_What you will do_
Without the pictures, give the entries below again exactly as written.

[Records about charts and figures]

══════════

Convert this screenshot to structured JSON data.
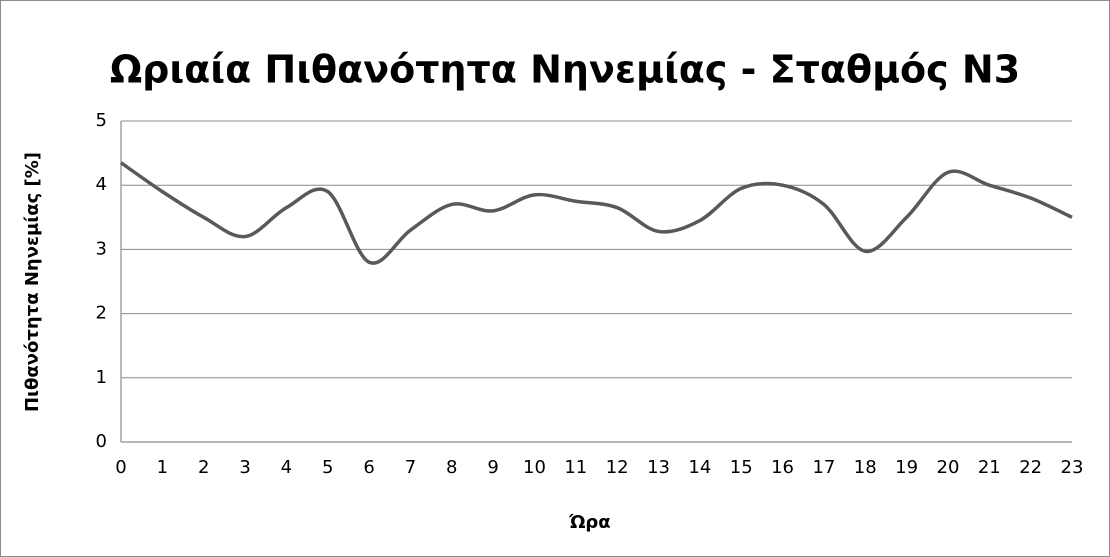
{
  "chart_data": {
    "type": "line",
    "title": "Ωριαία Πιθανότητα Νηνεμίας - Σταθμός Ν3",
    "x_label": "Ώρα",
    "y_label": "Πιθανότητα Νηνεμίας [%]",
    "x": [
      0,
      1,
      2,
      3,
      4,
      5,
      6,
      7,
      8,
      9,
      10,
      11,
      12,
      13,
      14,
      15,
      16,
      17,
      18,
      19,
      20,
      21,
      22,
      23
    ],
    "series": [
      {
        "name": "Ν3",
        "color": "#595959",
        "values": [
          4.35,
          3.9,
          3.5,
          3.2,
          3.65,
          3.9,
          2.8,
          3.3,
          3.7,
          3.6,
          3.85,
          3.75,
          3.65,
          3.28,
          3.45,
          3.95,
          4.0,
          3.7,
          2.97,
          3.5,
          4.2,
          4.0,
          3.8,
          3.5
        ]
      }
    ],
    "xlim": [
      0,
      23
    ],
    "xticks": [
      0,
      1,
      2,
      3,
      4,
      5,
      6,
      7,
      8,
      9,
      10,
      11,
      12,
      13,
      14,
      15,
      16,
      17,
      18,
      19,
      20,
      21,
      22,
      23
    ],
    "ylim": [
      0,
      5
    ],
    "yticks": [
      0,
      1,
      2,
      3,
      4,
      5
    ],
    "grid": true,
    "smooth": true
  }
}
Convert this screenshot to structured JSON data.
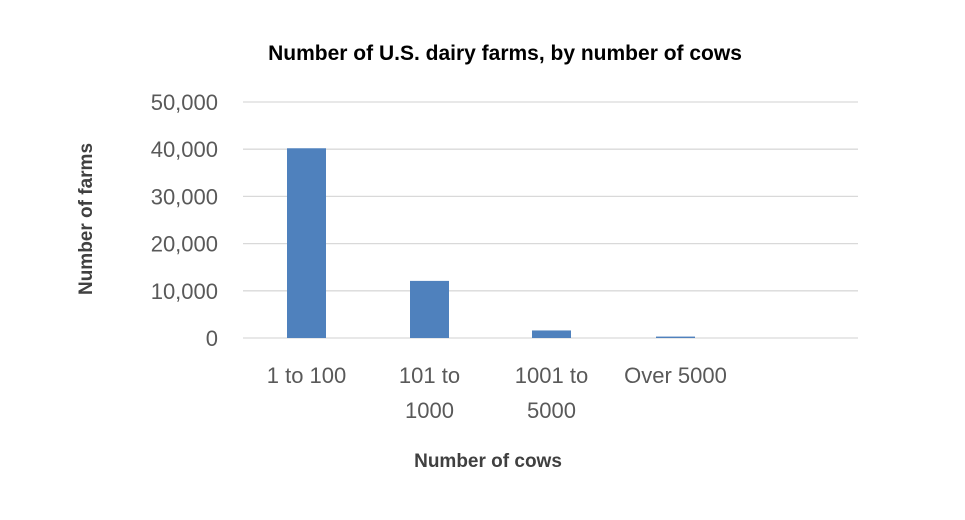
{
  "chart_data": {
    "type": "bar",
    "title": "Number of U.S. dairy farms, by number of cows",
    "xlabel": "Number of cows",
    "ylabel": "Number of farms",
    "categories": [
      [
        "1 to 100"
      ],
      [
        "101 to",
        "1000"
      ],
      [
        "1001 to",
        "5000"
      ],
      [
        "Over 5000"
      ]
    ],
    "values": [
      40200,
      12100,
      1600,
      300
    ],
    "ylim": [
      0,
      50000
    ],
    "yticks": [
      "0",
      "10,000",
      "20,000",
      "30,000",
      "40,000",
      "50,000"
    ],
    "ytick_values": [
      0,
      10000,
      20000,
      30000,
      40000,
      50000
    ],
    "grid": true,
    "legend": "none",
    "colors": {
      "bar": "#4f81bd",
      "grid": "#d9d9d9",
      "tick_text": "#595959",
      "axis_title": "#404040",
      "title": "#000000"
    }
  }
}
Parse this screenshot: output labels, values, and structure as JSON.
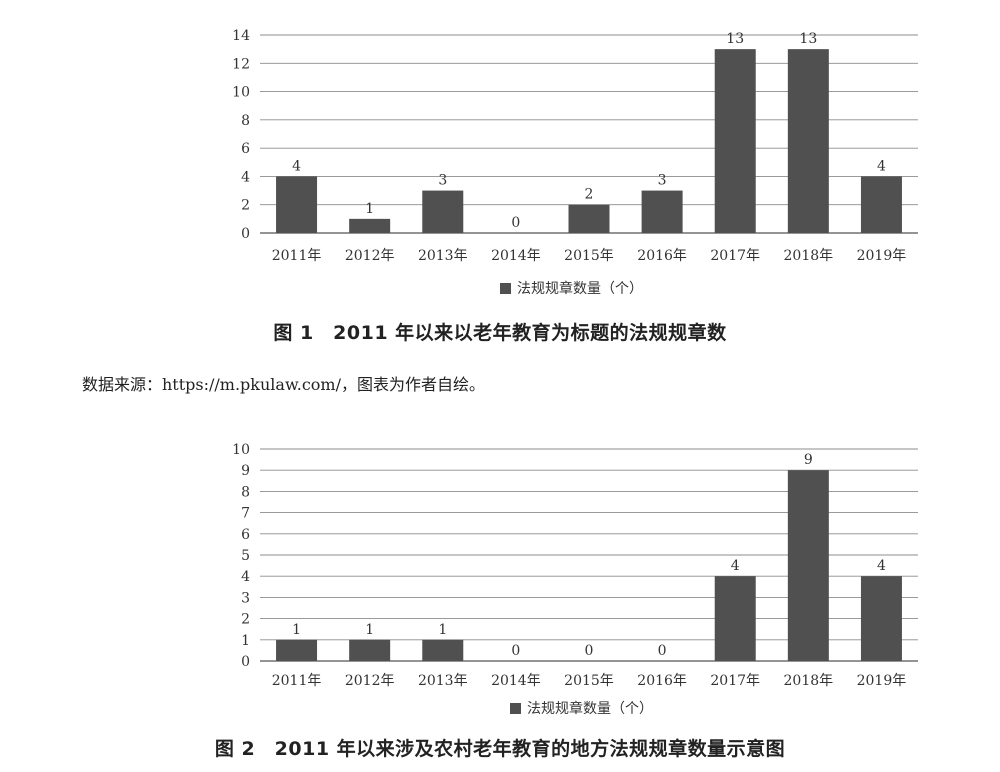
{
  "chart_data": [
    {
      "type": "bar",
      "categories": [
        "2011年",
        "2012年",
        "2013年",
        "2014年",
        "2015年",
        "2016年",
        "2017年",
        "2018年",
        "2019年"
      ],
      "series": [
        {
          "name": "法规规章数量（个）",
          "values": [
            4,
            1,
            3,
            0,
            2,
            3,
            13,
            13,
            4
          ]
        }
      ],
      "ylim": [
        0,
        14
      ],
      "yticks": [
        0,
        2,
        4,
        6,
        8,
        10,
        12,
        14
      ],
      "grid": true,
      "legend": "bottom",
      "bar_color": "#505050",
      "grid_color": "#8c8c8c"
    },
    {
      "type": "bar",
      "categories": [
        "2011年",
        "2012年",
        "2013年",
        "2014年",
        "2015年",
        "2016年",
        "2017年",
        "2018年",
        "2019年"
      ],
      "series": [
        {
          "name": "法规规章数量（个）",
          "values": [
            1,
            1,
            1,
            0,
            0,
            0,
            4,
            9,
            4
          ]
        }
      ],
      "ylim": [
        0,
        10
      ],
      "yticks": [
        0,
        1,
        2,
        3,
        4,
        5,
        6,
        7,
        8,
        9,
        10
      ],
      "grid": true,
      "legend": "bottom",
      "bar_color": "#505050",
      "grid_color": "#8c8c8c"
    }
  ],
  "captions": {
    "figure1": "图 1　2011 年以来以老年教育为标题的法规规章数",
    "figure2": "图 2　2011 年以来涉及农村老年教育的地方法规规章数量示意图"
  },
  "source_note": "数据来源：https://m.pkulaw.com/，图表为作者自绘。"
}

══════════

_The response_
Convert this screenshot to structured JSON data.
{
  "chart_data": {
    "type": "line",
    "title": "Ωριαία Πιθανότητα Νηνεμίας - Σταθμός Ν3",
    "x_label": "Ώρα",
    "y_label": "Πιθανότητα Νηνεμίας [%]",
    "x": [
      0,
      1,
      2,
      3,
      4,
      5,
      6,
      7,
      8,
      9,
      10,
      11,
      12,
      13,
      14,
      15,
      16,
      17,
      18,
      19,
      20,
      21,
      22,
      23
    ],
    "series": [
      {
        "name": "Ν3",
        "color": "#595959",
        "values": [
          4.35,
          3.9,
          3.5,
          3.2,
          3.65,
          3.9,
          2.8,
          3.3,
          3.7,
          3.6,
          3.85,
          3.75,
          3.65,
          3.28,
          3.45,
          3.95,
          4.0,
          3.7,
          2.97,
          3.5,
          4.2,
          4.0,
          3.8,
          3.5
        ]
      }
    ],
    "xlim": [
      0,
      23
    ],
    "xticks": [
      0,
      1,
      2,
      3,
      4,
      5,
      6,
      7,
      8,
      9,
      10,
      11,
      12,
      13,
      14,
      15,
      16,
      17,
      18,
      19,
      20,
      21,
      22,
      23
    ],
    "ylim": [
      0,
      5
    ],
    "yticks": [
      0,
      1,
      2,
      3,
      4,
      5
    ],
    "grid": true,
    "smooth": true
  }
}
Convert this screenshot to structured JSON data.
{
  "chart_data": {
    "type": "bar",
    "title": "Number of U.S. dairy farms, by number of cows",
    "xlabel": "Number of cows",
    "ylabel": "Number of farms",
    "categories": [
      [
        "1 to 100"
      ],
      [
        "101 to",
        "1000"
      ],
      [
        "1001 to",
        "5000"
      ],
      [
        "Over 5000"
      ]
    ],
    "values": [
      40200,
      12100,
      1600,
      300
    ],
    "ylim": [
      0,
      50000
    ],
    "yticks": [
      "0",
      "10,000",
      "20,000",
      "30,000",
      "40,000",
      "50,000"
    ],
    "ytick_values": [
      0,
      10000,
      20000,
      30000,
      40000,
      50000
    ],
    "grid": true,
    "legend": "none",
    "colors": {
      "bar": "#4f81bd",
      "grid": "#d9d9d9",
      "tick_text": "#595959",
      "axis_title": "#404040",
      "title": "#000000"
    }
  }
}
Parse this screenshot: output labels, values, and structure as JSON.
{
  "chart_data": [
    {
      "type": "bar",
      "categories": [
        "2011年",
        "2012年",
        "2013年",
        "2014年",
        "2015年",
        "2016年",
        "2017年",
        "2018年",
        "2019年"
      ],
      "series": [
        {
          "name": "法规规章数量（个）",
          "values": [
            4,
            1,
            3,
            0,
            2,
            3,
            13,
            13,
            4
          ]
        }
      ],
      "ylim": [
        0,
        14
      ],
      "yticks": [
        0,
        2,
        4,
        6,
        8,
        10,
        12,
        14
      ],
      "grid": true,
      "legend": "bottom",
      "bar_color": "#505050",
      "grid_color": "#8c8c8c"
    },
    {
      "type": "bar",
      "categories": [
        "2011年",
        "2012年",
        "2013年",
        "2014年",
        "2015年",
        "2016年",
        "2017年",
        "2018年",
        "2019年"
      ],
      "series": [
        {
          "name": "法规规章数量（个）",
          "values": [
            1,
            1,
            1,
            0,
            0,
            0,
            4,
            9,
            4
          ]
        }
      ],
      "ylim": [
        0,
        10
      ],
      "yticks": [
        0,
        1,
        2,
        3,
        4,
        5,
        6,
        7,
        8,
        9,
        10
      ],
      "grid": true,
      "legend": "bottom",
      "bar_color": "#505050",
      "grid_color": "#8c8c8c"
    }
  ],
  "captions": {
    "figure1": "图 1　2011 年以来以老年教育为标题的法规规章数",
    "figure2": "图 2　2011 年以来涉及农村老年教育的地方法规规章数量示意图"
  },
  "source_note": "数据来源：https://m.pkulaw.com/，图表为作者自绘。"
}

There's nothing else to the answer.